- **Challenge**
Give the data below again exactly as written, without its pictures.

┄┄┄┄┄┄┄┄┄┄┄┄┄┄┄┄┄┄┄┄

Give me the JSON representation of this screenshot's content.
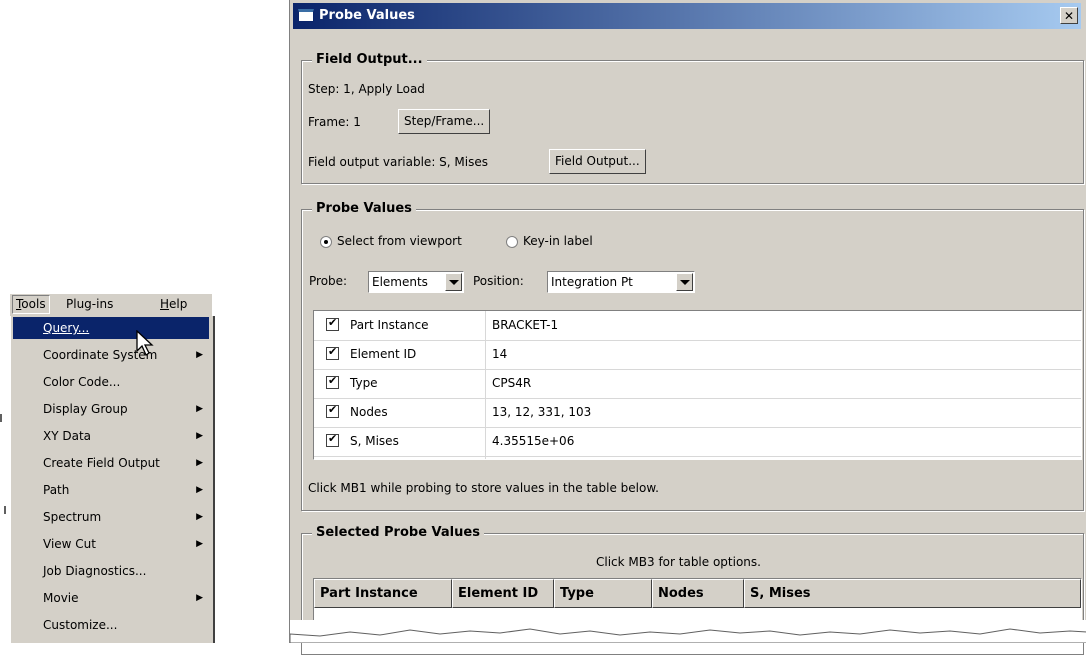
{
  "menu": {
    "bar": [
      "Tools",
      "Plug-ins",
      "Help"
    ],
    "items": [
      {
        "label": "Query...",
        "submenu": false
      },
      {
        "label": "Coordinate System",
        "submenu": true
      },
      {
        "label": "Color Code...",
        "submenu": false
      },
      {
        "label": "Display Group",
        "submenu": true
      },
      {
        "label": "XY Data",
        "submenu": true
      },
      {
        "label": "Create Field Output",
        "submenu": true
      },
      {
        "label": "Path",
        "submenu": true
      },
      {
        "label": "Spectrum",
        "submenu": true
      },
      {
        "label": "View Cut",
        "submenu": true
      },
      {
        "label": "Job Diagnostics...",
        "submenu": false
      },
      {
        "label": "Movie",
        "submenu": true
      },
      {
        "label": "Customize...",
        "submenu": false
      }
    ],
    "arrow": "▶"
  },
  "dialog": {
    "title": "Probe Values",
    "close": "✕",
    "field_output": {
      "group_title": "Field Output...",
      "step": "Step:  1, Apply Load",
      "frame_label": "Frame:  1",
      "frame_button": "Step/Frame...",
      "var_label": "Field output variable:  S, Mises",
      "var_button": "Field Output..."
    },
    "probe": {
      "group_title": "Probe Values",
      "radio1": "Select from viewport",
      "radio2": "Key-in label",
      "probe_label": "Probe:",
      "probe_value": "Elements",
      "position_label": "Position:",
      "position_value": "Integration Pt",
      "rows": [
        {
          "name": "Part Instance",
          "value": "BRACKET-1"
        },
        {
          "name": "Element ID",
          "value": "14"
        },
        {
          "name": "Type",
          "value": "CPS4R"
        },
        {
          "name": "Nodes",
          "value": "13, 12, 331, 103"
        },
        {
          "name": "S, Mises",
          "value": "4.35515e+06"
        }
      ],
      "hint": "Click MB1 while probing to store values in the table below."
    },
    "selected": {
      "group_title": "Selected Probe Values",
      "hint": "Click MB3 for table options.",
      "headers": [
        "Part Instance",
        "Element ID",
        "Type",
        "Nodes",
        "S, Mises"
      ]
    }
  }
}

┄┄┄┄┄┄┄┄┄┄┄┄┄┄┄┄┄┄┄┄

- **Solved problem**
Give me the JSON representation of this screenshot's content.
{
  "menu": {
    "bar": [
      "Tools",
      "Plug-ins",
      "Help"
    ],
    "items": [
      {
        "label": "Query...",
        "submenu": false
      },
      {
        "label": "Coordinate System",
        "submenu": true
      },
      {
        "label": "Color Code...",
        "submenu": false
      },
      {
        "label": "Display Group",
        "submenu": true
      },
      {
        "label": "XY Data",
        "submenu": true
      },
      {
        "label": "Create Field Output",
        "submenu": true
      },
      {
        "label": "Path",
        "submenu": true
      },
      {
        "label": "Spectrum",
        "submenu": true
      },
      {
        "label": "View Cut",
        "submenu": true
      },
      {
        "label": "Job Diagnostics...",
        "submenu": false
      },
      {
        "label": "Movie",
        "submenu": true
      },
      {
        "label": "Customize...",
        "submenu": false
      }
    ],
    "arrow": "▶"
  },
  "dialog": {
    "title": "Probe Values",
    "close": "✕",
    "field_output": {
      "group_title": "Field Output...",
      "step": "Step:  1, Apply Load",
      "frame_label": "Frame:  1",
      "frame_button": "Step/Frame...",
      "var_label": "Field output variable:  S, Mises",
      "var_button": "Field Output..."
    },
    "probe": {
      "group_title": "Probe Values",
      "radio1": "Select from viewport",
      "radio2": "Key-in label",
      "probe_label": "Probe:",
      "probe_value": "Elements",
      "position_label": "Position:",
      "position_value": "Integration Pt",
      "rows": [
        {
          "name": "Part Instance",
          "value": "BRACKET-1"
        },
        {
          "name": "Element ID",
          "value": "14"
        },
        {
          "name": "Type",
          "value": "CPS4R"
        },
        {
          "name": "Nodes",
          "value": "13, 12, 331, 103"
        },
        {
          "name": "S, Mises",
          "value": "4.35515e+06"
        }
      ],
      "hint": "Click MB1 while probing to store values in the table below."
    },
    "selected": {
      "group_title": "Selected Probe Values",
      "hint": "Click MB3 for table options.",
      "headers": [
        "Part Instance",
        "Element ID",
        "Type",
        "Nodes",
        "S, Mises"
      ]
    }
  }
}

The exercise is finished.